-- Start --

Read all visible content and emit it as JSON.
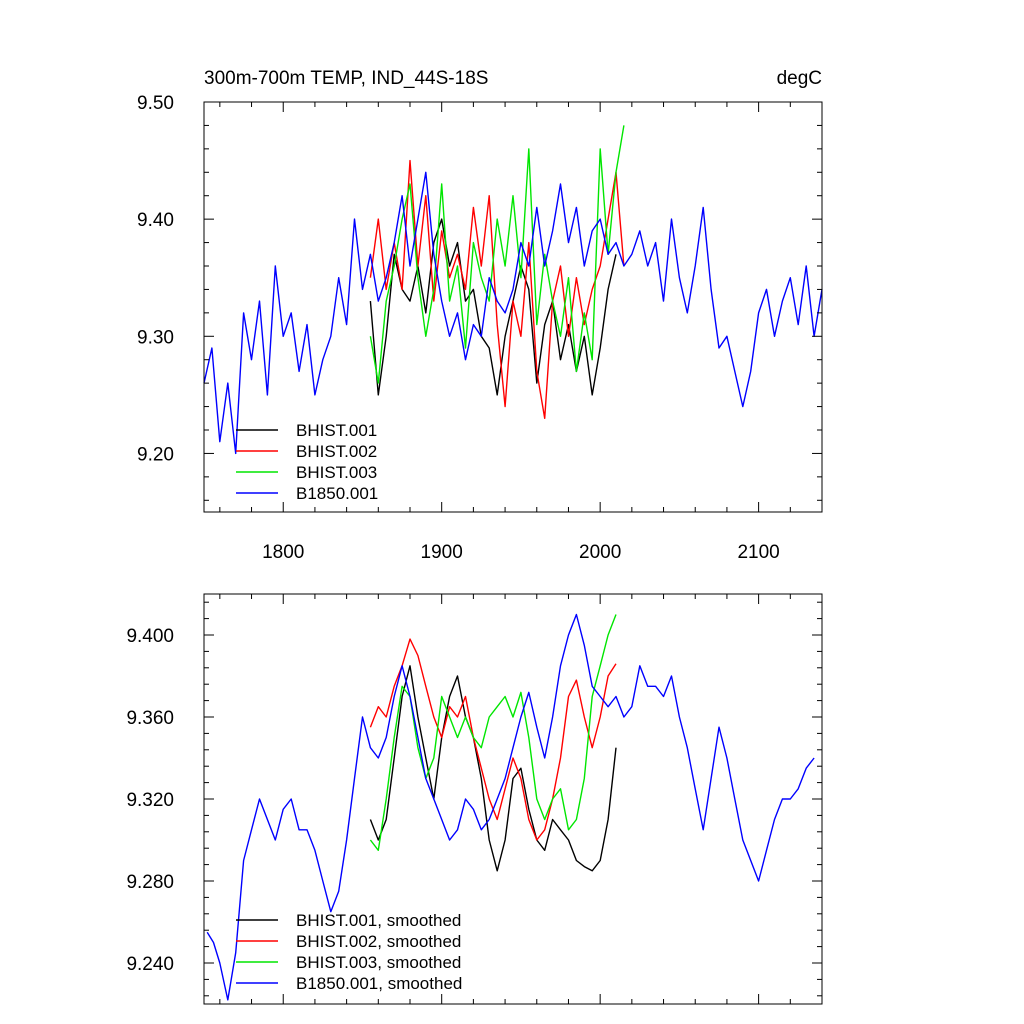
{
  "header": {
    "left": "300m-700m TEMP, IND_44S-18S",
    "right": "degC"
  },
  "chart_data": [
    {
      "type": "line",
      "title": "300m-700m TEMP, IND_44S-18S",
      "units": "degC",
      "xlim": [
        1750,
        2140
      ],
      "ylim": [
        9.15,
        9.5
      ],
      "x_ticks": [
        1800,
        1900,
        2000,
        2100
      ],
      "x_tick_labels": [
        "1800",
        "1900",
        "2000",
        "2100"
      ],
      "y_ticks": [
        9.2,
        9.3,
        9.4,
        9.5
      ],
      "y_tick_labels": [
        "9.20",
        "9.30",
        "9.40",
        "9.50"
      ],
      "legend_position": "bottom-left",
      "grid": false,
      "series": [
        {
          "name": "BHIST.001",
          "color": "#000000",
          "x": [
            1855,
            1860,
            1865,
            1870,
            1875,
            1880,
            1885,
            1890,
            1895,
            1900,
            1905,
            1910,
            1915,
            1920,
            1925,
            1930,
            1935,
            1940,
            1945,
            1950,
            1955,
            1960,
            1965,
            1970,
            1975,
            1980,
            1985,
            1990,
            1995,
            2000,
            2005,
            2010
          ],
          "values": [
            9.33,
            9.25,
            9.3,
            9.37,
            9.34,
            9.33,
            9.36,
            9.32,
            9.38,
            9.4,
            9.36,
            9.38,
            9.33,
            9.34,
            9.3,
            9.29,
            9.25,
            9.3,
            9.33,
            9.36,
            9.34,
            9.26,
            9.31,
            9.33,
            9.28,
            9.31,
            9.27,
            9.3,
            9.25,
            9.29,
            9.34,
            9.37
          ]
        },
        {
          "name": "BHIST.002",
          "color": "#ff0000",
          "x": [
            1855,
            1860,
            1865,
            1870,
            1875,
            1880,
            1885,
            1890,
            1895,
            1900,
            1905,
            1910,
            1915,
            1920,
            1925,
            1930,
            1935,
            1940,
            1945,
            1950,
            1955,
            1960,
            1965,
            1970,
            1975,
            1980,
            1985,
            1990,
            1995,
            2000,
            2005,
            2010,
            2015
          ],
          "values": [
            9.35,
            9.4,
            9.34,
            9.38,
            9.34,
            9.45,
            9.36,
            9.42,
            9.33,
            9.39,
            9.35,
            9.37,
            9.34,
            9.41,
            9.36,
            9.42,
            9.31,
            9.24,
            9.33,
            9.3,
            9.38,
            9.27,
            9.23,
            9.33,
            9.36,
            9.3,
            9.35,
            9.31,
            9.34,
            9.36,
            9.4,
            9.44,
            9.36
          ]
        },
        {
          "name": "BHIST.003",
          "color": "#00e600",
          "x": [
            1855,
            1860,
            1865,
            1870,
            1875,
            1880,
            1885,
            1890,
            1895,
            1900,
            1905,
            1910,
            1915,
            1920,
            1925,
            1930,
            1935,
            1940,
            1945,
            1950,
            1955,
            1960,
            1965,
            1970,
            1975,
            1980,
            1985,
            1990,
            1995,
            2000,
            2005,
            2010,
            2015
          ],
          "values": [
            9.3,
            9.26,
            9.33,
            9.36,
            9.4,
            9.43,
            9.35,
            9.3,
            9.34,
            9.43,
            9.33,
            9.36,
            9.29,
            9.38,
            9.35,
            9.33,
            9.4,
            9.36,
            9.42,
            9.35,
            9.46,
            9.31,
            9.37,
            9.33,
            9.3,
            9.35,
            9.27,
            9.32,
            9.28,
            9.46,
            9.37,
            9.44,
            9.48
          ]
        },
        {
          "name": "B1850.001",
          "color": "#0000ff",
          "x": [
            1750,
            1755,
            1760,
            1765,
            1770,
            1775,
            1780,
            1785,
            1790,
            1795,
            1800,
            1805,
            1810,
            1815,
            1820,
            1825,
            1830,
            1835,
            1840,
            1845,
            1850,
            1855,
            1860,
            1865,
            1870,
            1875,
            1880,
            1885,
            1890,
            1895,
            1900,
            1905,
            1910,
            1915,
            1920,
            1925,
            1930,
            1935,
            1940,
            1945,
            1950,
            1955,
            1960,
            1965,
            1970,
            1975,
            1980,
            1985,
            1990,
            1995,
            2000,
            2005,
            2010,
            2015,
            2020,
            2025,
            2030,
            2035,
            2040,
            2045,
            2050,
            2055,
            2060,
            2065,
            2070,
            2075,
            2080,
            2085,
            2090,
            2095,
            2100,
            2105,
            2110,
            2115,
            2120,
            2125,
            2130,
            2135,
            2140
          ],
          "values": [
            9.26,
            9.29,
            9.21,
            9.26,
            9.2,
            9.32,
            9.28,
            9.33,
            9.25,
            9.36,
            9.3,
            9.32,
            9.27,
            9.31,
            9.25,
            9.28,
            9.3,
            9.35,
            9.31,
            9.4,
            9.34,
            9.37,
            9.33,
            9.35,
            9.38,
            9.42,
            9.36,
            9.4,
            9.44,
            9.37,
            9.33,
            9.3,
            9.32,
            9.28,
            9.31,
            9.3,
            9.35,
            9.33,
            9.32,
            9.34,
            9.38,
            9.36,
            9.41,
            9.36,
            9.39,
            9.43,
            9.38,
            9.41,
            9.36,
            9.39,
            9.4,
            9.37,
            9.38,
            9.36,
            9.37,
            9.39,
            9.36,
            9.38,
            9.33,
            9.4,
            9.35,
            9.32,
            9.36,
            9.41,
            9.34,
            9.29,
            9.3,
            9.27,
            9.24,
            9.27,
            9.32,
            9.34,
            9.3,
            9.33,
            9.35,
            9.31,
            9.36,
            9.3,
            9.34
          ]
        }
      ]
    },
    {
      "type": "line",
      "xlim": [
        1750,
        2140
      ],
      "ylim": [
        9.22,
        9.42
      ],
      "x_ticks": [
        1800,
        1900,
        2000,
        2100
      ],
      "x_tick_labels": [],
      "y_ticks": [
        9.24,
        9.28,
        9.32,
        9.36,
        9.4
      ],
      "y_tick_labels": [
        "9.240",
        "9.280",
        "9.320",
        "9.360",
        "9.400"
      ],
      "legend_position": "bottom-left",
      "grid": false,
      "series": [
        {
          "name": "BHIST.001, smoothed",
          "color": "#000000",
          "x": [
            1855,
            1860,
            1865,
            1870,
            1875,
            1880,
            1885,
            1890,
            1895,
            1900,
            1905,
            1910,
            1915,
            1920,
            1925,
            1930,
            1935,
            1940,
            1945,
            1950,
            1955,
            1960,
            1965,
            1970,
            1975,
            1980,
            1985,
            1990,
            1995,
            2000,
            2005,
            2010
          ],
          "values": [
            9.31,
            9.3,
            9.31,
            9.34,
            9.37,
            9.385,
            9.36,
            9.34,
            9.32,
            9.35,
            9.37,
            9.38,
            9.36,
            9.35,
            9.33,
            9.3,
            9.285,
            9.3,
            9.33,
            9.335,
            9.315,
            9.3,
            9.295,
            9.31,
            9.305,
            9.3,
            9.29,
            9.287,
            9.285,
            9.29,
            9.31,
            9.345
          ]
        },
        {
          "name": "BHIST.002, smoothed",
          "color": "#ff0000",
          "x": [
            1855,
            1860,
            1865,
            1870,
            1875,
            1880,
            1885,
            1890,
            1895,
            1900,
            1905,
            1910,
            1915,
            1920,
            1925,
            1930,
            1935,
            1940,
            1945,
            1950,
            1955,
            1960,
            1965,
            1970,
            1975,
            1980,
            1985,
            1990,
            1995,
            2000,
            2005,
            2010
          ],
          "values": [
            9.355,
            9.365,
            9.36,
            9.375,
            9.385,
            9.398,
            9.39,
            9.375,
            9.36,
            9.35,
            9.365,
            9.36,
            9.37,
            9.35,
            9.335,
            9.32,
            9.31,
            9.325,
            9.34,
            9.33,
            9.31,
            9.3,
            9.305,
            9.32,
            9.34,
            9.37,
            9.378,
            9.36,
            9.345,
            9.36,
            9.38,
            9.386
          ]
        },
        {
          "name": "BHIST.003, smoothed",
          "color": "#00e600",
          "x": [
            1855,
            1860,
            1865,
            1870,
            1875,
            1880,
            1885,
            1890,
            1895,
            1900,
            1905,
            1910,
            1915,
            1920,
            1925,
            1930,
            1935,
            1940,
            1945,
            1950,
            1955,
            1960,
            1965,
            1970,
            1975,
            1980,
            1985,
            1990,
            1995,
            2000,
            2005,
            2010
          ],
          "values": [
            9.3,
            9.295,
            9.32,
            9.35,
            9.375,
            9.37,
            9.345,
            9.33,
            9.34,
            9.37,
            9.36,
            9.35,
            9.36,
            9.35,
            9.345,
            9.36,
            9.365,
            9.37,
            9.36,
            9.372,
            9.35,
            9.32,
            9.31,
            9.32,
            9.325,
            9.305,
            9.31,
            9.33,
            9.37,
            9.385,
            9.4,
            9.41
          ]
        },
        {
          "name": "B1850.001, smoothed",
          "color": "#0000ff",
          "x": [
            1752,
            1756,
            1760,
            1765,
            1770,
            1775,
            1780,
            1785,
            1790,
            1795,
            1800,
            1805,
            1810,
            1815,
            1820,
            1825,
            1830,
            1835,
            1840,
            1845,
            1850,
            1855,
            1860,
            1865,
            1870,
            1875,
            1880,
            1885,
            1890,
            1895,
            1900,
            1905,
            1910,
            1915,
            1920,
            1925,
            1930,
            1935,
            1940,
            1945,
            1950,
            1955,
            1960,
            1965,
            1970,
            1975,
            1980,
            1985,
            1990,
            1995,
            2000,
            2005,
            2010,
            2015,
            2020,
            2025,
            2030,
            2035,
            2040,
            2045,
            2050,
            2055,
            2060,
            2065,
            2070,
            2075,
            2080,
            2085,
            2090,
            2095,
            2100,
            2105,
            2110,
            2115,
            2120,
            2125,
            2130,
            2135
          ],
          "values": [
            9.255,
            9.25,
            9.24,
            9.222,
            9.245,
            9.29,
            9.305,
            9.32,
            9.31,
            9.3,
            9.315,
            9.32,
            9.305,
            9.305,
            9.295,
            9.28,
            9.265,
            9.275,
            9.3,
            9.33,
            9.36,
            9.345,
            9.34,
            9.35,
            9.37,
            9.385,
            9.37,
            9.35,
            9.33,
            9.32,
            9.31,
            9.3,
            9.305,
            9.32,
            9.315,
            9.305,
            9.31,
            9.32,
            9.33,
            9.345,
            9.36,
            9.372,
            9.355,
            9.34,
            9.36,
            9.385,
            9.4,
            9.41,
            9.395,
            9.375,
            9.37,
            9.365,
            9.37,
            9.36,
            9.365,
            9.385,
            9.375,
            9.375,
            9.37,
            9.38,
            9.36,
            9.345,
            9.325,
            9.305,
            9.33,
            9.355,
            9.34,
            9.32,
            9.3,
            9.29,
            9.28,
            9.295,
            9.31,
            9.32,
            9.32,
            9.325,
            9.335,
            9.34
          ]
        }
      ]
    }
  ]
}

-- End --

* _The task_
For each line in the data above that contains the string "name", extract the line.

* _The answer_
          "name": "BHIST.001",
          "name": "BHIST.002",
          "name": "BHIST.003",
          "name": "B1850.001",
          "name": "BHIST.001, smoothed",
          "name": "BHIST.002, smoothed",
          "name": "BHIST.003, smoothed",
          "name": "B1850.001, smoothed",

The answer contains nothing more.